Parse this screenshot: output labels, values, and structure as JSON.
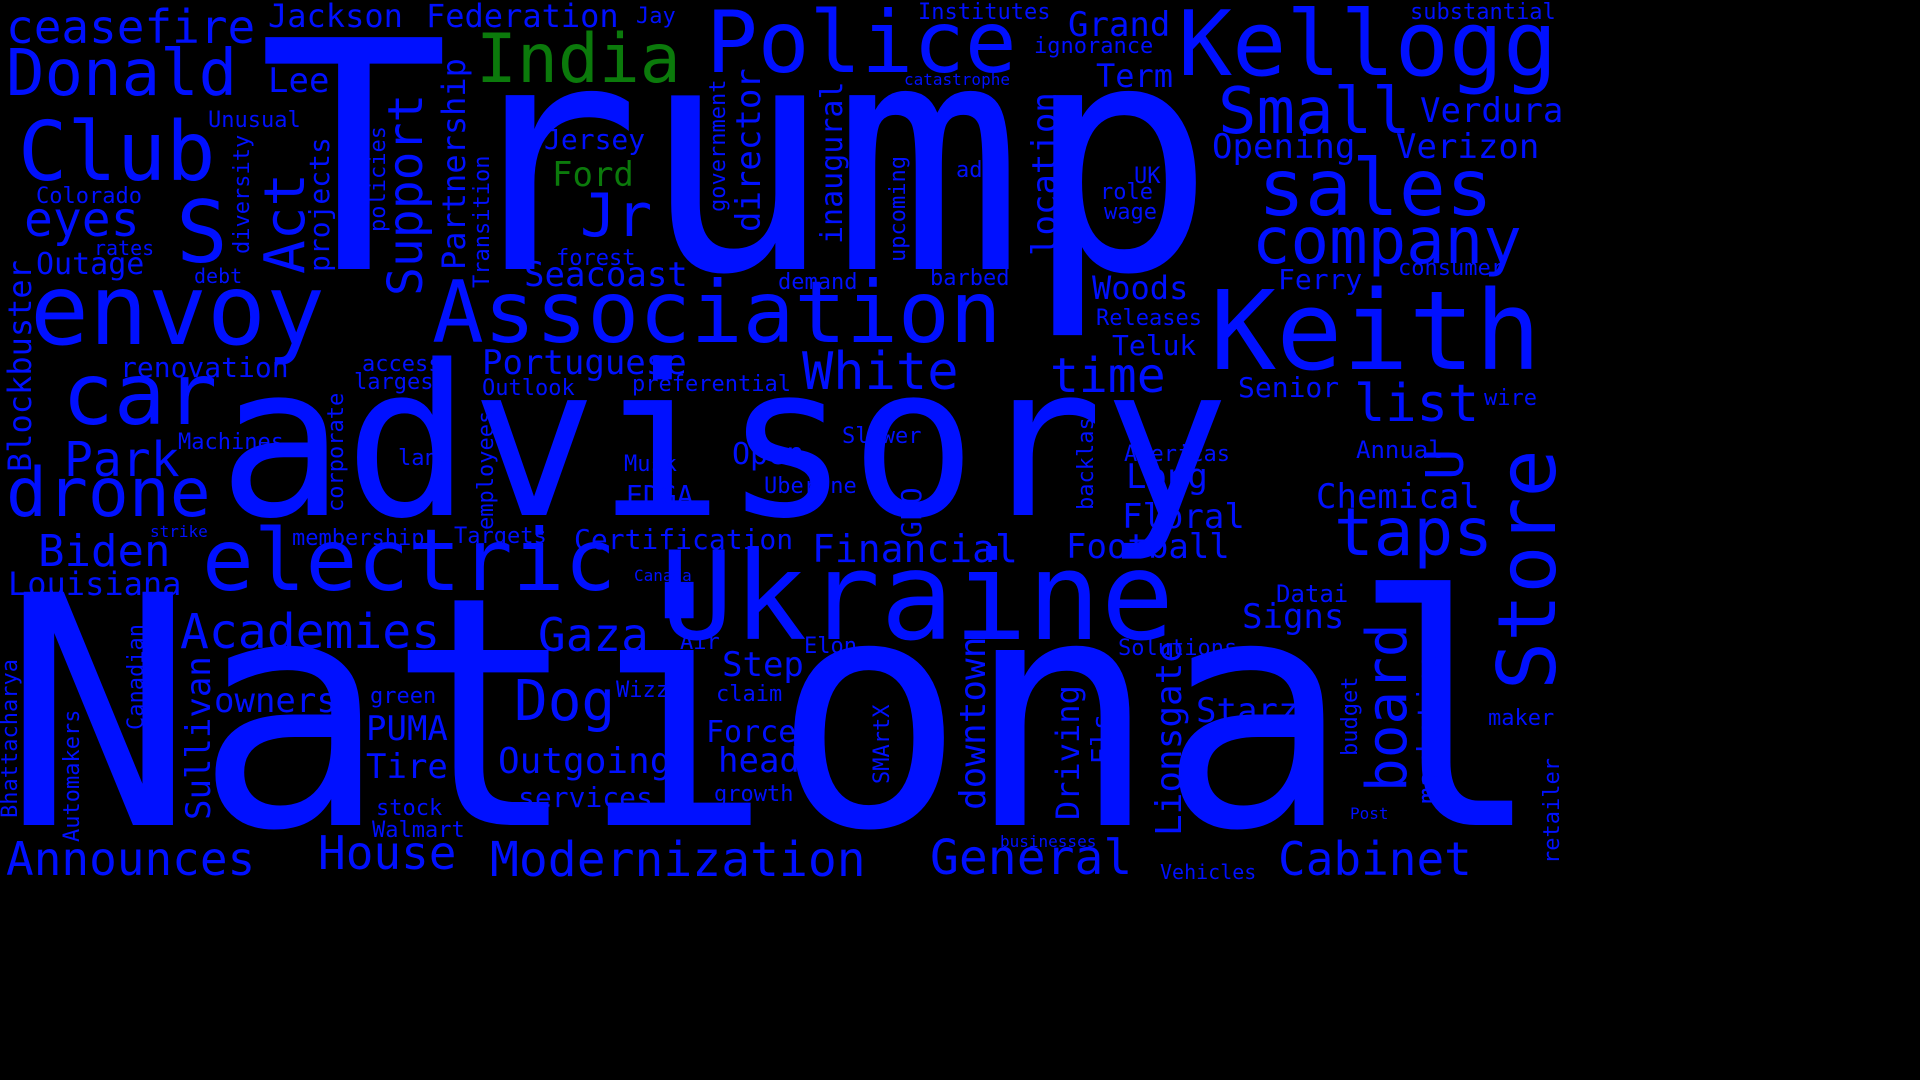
{
  "colors": {
    "background": "#000000",
    "primary": "#0010ff",
    "accent": "#0b7a0b"
  },
  "words": {
    "trump": "Trump",
    "national": "National",
    "advisory": "advisory",
    "ukraine": "Ukraine",
    "envoy": "envoy",
    "association": "Association",
    "electric": "electric",
    "keith": "Keith",
    "police": "Police",
    "kellogg": "Kellogg",
    "india": "India",
    "donald": "Donald",
    "club": "Club",
    "ceasefire": "ceasefire",
    "jackson": "Jackson",
    "federation": "Federation",
    "jay": "Jay",
    "lee": "Lee",
    "s": "S",
    "car": "car",
    "drone": "drone",
    "park": "Park",
    "biden": "Biden",
    "louisiana": "Louisiana",
    "eyes": "eyes",
    "outage": "Outage",
    "colorado": "Colorado",
    "rates": "rates",
    "debt": "debt",
    "unusual": "Unusual",
    "renovation": "renovation",
    "academies": "Academies",
    "machines": "Machines",
    "strike": "strike",
    "announces": "Announces",
    "house": "House",
    "modernization": "Modernization",
    "general": "General",
    "cabinet": "Cabinet",
    "small": "Small",
    "sales": "sales",
    "company": "company",
    "jersey": "Jersey",
    "ford": "Ford",
    "jr": "Jr",
    "seacoast": "Seacoast",
    "portuguese": "Portuguese",
    "outlook": "Outlook",
    "white": "White",
    "time": "time",
    "list": "list",
    "taps": "taps",
    "store": "Store",
    "board": "board",
    "u": "U",
    "opening": "Opening",
    "verizon": "Verizon",
    "verdura": "Verdura",
    "grand": "Grand",
    "term": "Term",
    "institutes": "Institutes",
    "substantial": "substantial",
    "ignorance": "ignorance",
    "catastrophe": "catastrophe",
    "ad": "ad",
    "uk": "UK",
    "role": "role",
    "wage": "wage",
    "woods": "Woods",
    "ferry": "Ferry",
    "consumer": "consumer",
    "releases": "Releases",
    "teluk": "Teluk",
    "senior": "Senior",
    "wire": "wire",
    "annual": "Annual",
    "americas": "Americas",
    "long": "Long",
    "chemical": "Chemical",
    "floral": "Floral",
    "football": "Football",
    "financial": "Financial",
    "datai": "Datai",
    "signs": "Signs",
    "solutions": "Solutions",
    "starz": "Starz",
    "maker": "maker",
    "post": "Post",
    "businesses": "businesses",
    "vehicles": "Vehicles",
    "forest": "forest",
    "demand": "demand",
    "barbed": "barbed",
    "access": "access",
    "largest": "largest",
    "preferential": "preferential",
    "open": "Open",
    "slower": "Slower",
    "musk": "Musk",
    "edga": "EDGA",
    "uberone": "UberOne",
    "land": "land",
    "membership": "membership",
    "targets": "Targets",
    "certification": "Certification",
    "canada": "Canada",
    "gaza": "Gaza",
    "air": "Air",
    "elon": "Elon",
    "step": "Step",
    "dog": "Dog",
    "wizz": "Wizz",
    "claim": "claim",
    "owners": "owners",
    "green": "green",
    "puma": "PUMA",
    "tire": "Tire",
    "stock": "stock",
    "walmart": "Walmart",
    "outgoing": "Outgoing",
    "services": "services",
    "force": "Force",
    "head": "head",
    "growth": "growth",
    "blockbuster": "Blockbuster",
    "act": "Act",
    "projects": "projects",
    "support": "Support",
    "policies": "policies",
    "partnership": "Partnership",
    "transition": "Transition",
    "diversity": "diversity",
    "government": "government",
    "director": "director",
    "inaugural": "inaugural",
    "upcoming": "upcoming",
    "location": "location",
    "corporate": "corporate",
    "employees": "employees",
    "geo": "GEO",
    "backlash": "backlash",
    "bhattacharya": "Bhattacharya",
    "automakers": "Automakers",
    "canadian": "Canadian",
    "sullivan": "Sullivan",
    "smartx": "SMArtX",
    "downtown": "downtown",
    "driving": "Driving",
    "els": "Els",
    "lionsgate": "Lionsgate",
    "marketing": "marketing",
    "budget": "budget",
    "retailer": "retailer"
  }
}
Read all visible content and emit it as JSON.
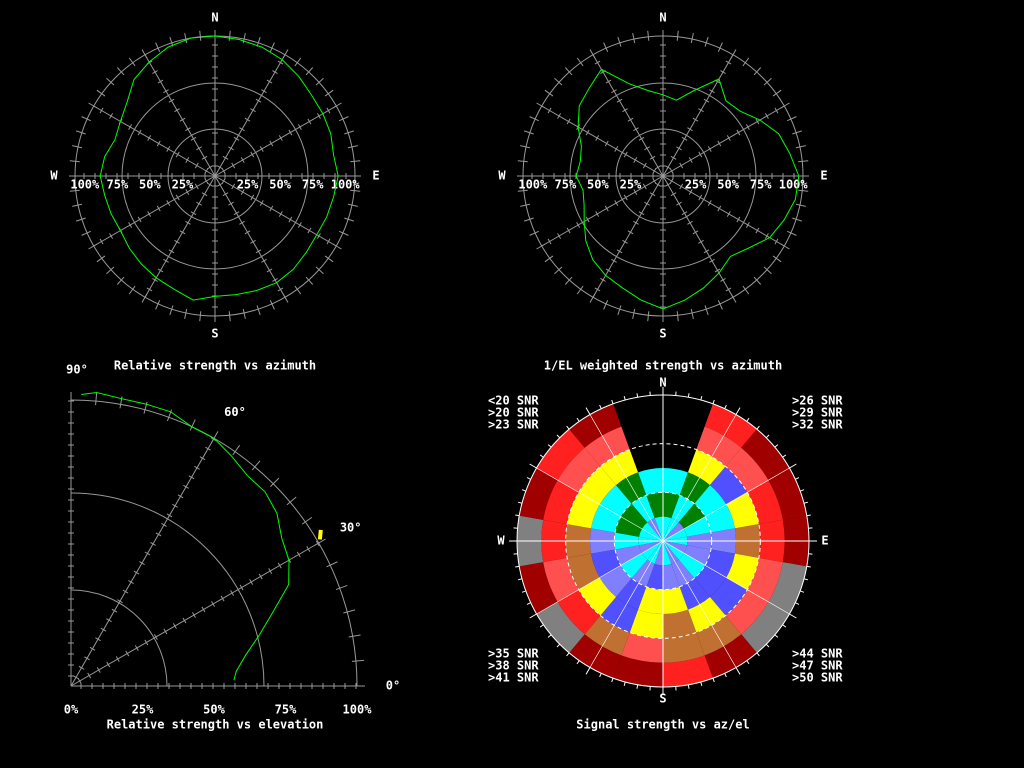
{
  "chart_data": [
    {
      "type": "polar",
      "title": "Relative strength vs azimuth",
      "direction_labels": [
        "N",
        "E",
        "S",
        "W"
      ],
      "rticks": [
        {
          "value": 25,
          "label": "25%"
        },
        {
          "value": 50,
          "label": "50%"
        },
        {
          "value": 75,
          "label": "75%"
        },
        {
          "value": 100,
          "label": "100%"
        }
      ],
      "rlim": [
        0,
        100
      ],
      "color": "#00ff00",
      "x": [
        0,
        10,
        20,
        30,
        40,
        50,
        60,
        70,
        80,
        90,
        100,
        110,
        120,
        130,
        140,
        150,
        160,
        170,
        180,
        190,
        200,
        210,
        220,
        230,
        240,
        250,
        260,
        270,
        280,
        290,
        300,
        310,
        320,
        330,
        340,
        350
      ],
      "values": [
        100,
        99,
        98,
        96,
        93,
        90,
        89,
        88,
        86,
        88,
        86,
        85,
        84,
        85,
        87,
        88,
        87,
        86,
        86,
        90,
        86,
        84,
        82,
        80,
        78,
        79,
        80,
        82,
        80,
        76,
        78,
        82,
        90,
        94,
        98,
        100
      ]
    },
    {
      "type": "polar",
      "title": "1/EL weighted strength vs azimuth",
      "direction_labels": [
        "N",
        "E",
        "S",
        "W"
      ],
      "rticks": [
        {
          "value": 25,
          "label": "25%"
        },
        {
          "value": 50,
          "label": "50%"
        },
        {
          "value": 75,
          "label": "75%"
        },
        {
          "value": 100,
          "label": "100%"
        }
      ],
      "rlim": [
        0,
        100
      ],
      "color": "#00ff00",
      "x": [
        0,
        10,
        20,
        30,
        40,
        50,
        60,
        70,
        80,
        90,
        100,
        110,
        120,
        130,
        140,
        150,
        160,
        170,
        180,
        190,
        200,
        210,
        220,
        230,
        240,
        250,
        260,
        270,
        280,
        290,
        300,
        310,
        320,
        330,
        340,
        350
      ],
      "values": [
        58,
        55,
        65,
        80,
        70,
        72,
        80,
        88,
        92,
        97,
        96,
        92,
        88,
        80,
        75,
        80,
        85,
        90,
        95,
        90,
        85,
        82,
        78,
        72,
        65,
        60,
        58,
        62,
        60,
        62,
        70,
        78,
        82,
        88,
        70,
        62
      ]
    },
    {
      "type": "elevation",
      "title": "Relative strength vs elevation",
      "xticks": [
        {
          "value": 0,
          "label": "0°"
        },
        {
          "value": 30,
          "label": "30°"
        },
        {
          "value": 60,
          "label": "60°"
        },
        {
          "value": 90,
          "label": "90°"
        }
      ],
      "rticks": [
        {
          "value": 0,
          "label": "0%"
        },
        {
          "value": 25,
          "label": "25%"
        },
        {
          "value": 50,
          "label": "50%"
        },
        {
          "value": 75,
          "label": "75%"
        },
        {
          "value": 100,
          "label": "100%"
        }
      ],
      "rlim": [
        0,
        100
      ],
      "series": [
        {
          "color": "#00ff00",
          "x": [
            2,
            5,
            10,
            15,
            20,
            25,
            30,
            35,
            40,
            45,
            50,
            55,
            60,
            65,
            70,
            75,
            80,
            85,
            88
          ],
          "values": [
            57,
            58,
            62,
            68,
            75,
            84,
            88,
            90,
            94,
            96,
            96,
            98,
            100,
            100,
            102,
            102,
            102,
            103,
            102
          ]
        },
        {
          "color": "#ffff00",
          "x": [
            30.5,
            32
          ],
          "values": [
            101,
            103
          ]
        }
      ]
    },
    {
      "type": "skyplot",
      "title": "Signal strength vs az/el",
      "direction_labels": [
        "N",
        "E",
        "S",
        "W"
      ],
      "azimuth_bins": [
        0,
        20,
        40,
        60,
        80,
        100,
        120,
        140,
        160,
        180,
        200,
        220,
        240,
        260,
        280,
        300,
        320,
        340,
        360
      ],
      "elevation_bins": [
        0,
        15,
        30,
        45,
        60,
        75,
        90
      ],
      "thresholds": [
        20,
        23,
        26,
        29,
        32,
        35,
        38,
        41,
        44,
        47,
        50
      ],
      "levels": [
        {
          "name": "<20 SNR",
          "color": "#808080"
        },
        {
          "name": ">20 SNR",
          "color": "#a00000"
        },
        {
          "name": ">23 SNR",
          "color": "#ff2020"
        },
        {
          "name": ">26 SNR",
          "color": "#ff5050"
        },
        {
          "name": ">29 SNR",
          "color": "#c07030"
        },
        {
          "name": ">32 SNR",
          "color": "#ffff00"
        },
        {
          "name": ">35 SNR",
          "color": "#5050ff"
        },
        {
          "name": ">38 SNR",
          "color": "#8080ff"
        },
        {
          "name": ">41 SNR",
          "color": "#00ffff"
        },
        {
          "name": ">44 SNR",
          "color": "#008000"
        },
        {
          "name": ">47 SNR",
          "color": "#00ff00"
        },
        {
          "name": ">50 SNR",
          "color": "#c0c0c0"
        }
      ],
      "values": [
        [
          null,
          24,
          22,
          21,
          23,
          20,
          19,
          22,
          24,
          23,
          21,
          20,
          22,
          19,
          21,
          24,
          22,
          null
        ],
        [
          null,
          28,
          27,
          25,
          26,
          29,
          27,
          30,
          31,
          28,
          30,
          26,
          27,
          25,
          24,
          27,
          29,
          null
        ],
        [
          null,
          33,
          36,
          34,
          32,
          35,
          37,
          33,
          31,
          34,
          36,
          33,
          30,
          32,
          35,
          34,
          33,
          null
        ],
        [
          43,
          45,
          42,
          44,
          39,
          37,
          38,
          36,
          35,
          33,
          37,
          39,
          38,
          40,
          42,
          44,
          45,
          42
        ],
        [
          46,
          44,
          45,
          42,
          41,
          40,
          42,
          39,
          41,
          38,
          40,
          42,
          41,
          43,
          45,
          47,
          44,
          46
        ],
        [
          42,
          43,
          41,
          42,
          44,
          41,
          42,
          40,
          42,
          41,
          43,
          42,
          41,
          44,
          42,
          43,
          41,
          42
        ]
      ]
    }
  ]
}
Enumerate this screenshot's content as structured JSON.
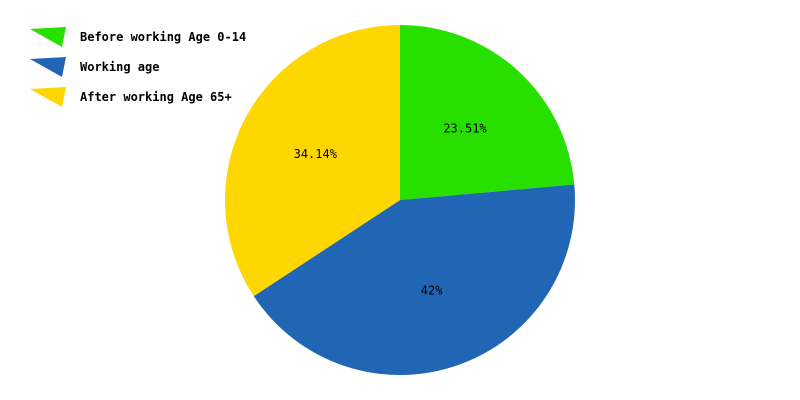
{
  "chart_data": {
    "type": "pie",
    "series": [
      {
        "name": "Before working Age 0-14",
        "value": 23.51,
        "label": "23.51%",
        "color": "#27e000"
      },
      {
        "name": "Working age",
        "value": 42,
        "label": "42%",
        "color": "#2166b4"
      },
      {
        "name": "After working Age 65+",
        "value": 34.14,
        "label": "34.14%",
        "color": "#ffd700"
      }
    ],
    "legend_position": "top-left",
    "start_angle": "top",
    "direction": "clockwise"
  }
}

::::::::::

> **GOAL OF THE EXERCISE**
Count the lines of the data that contain the string "Relative", and reply with that number alone.

> **FULL OUTPUT**
2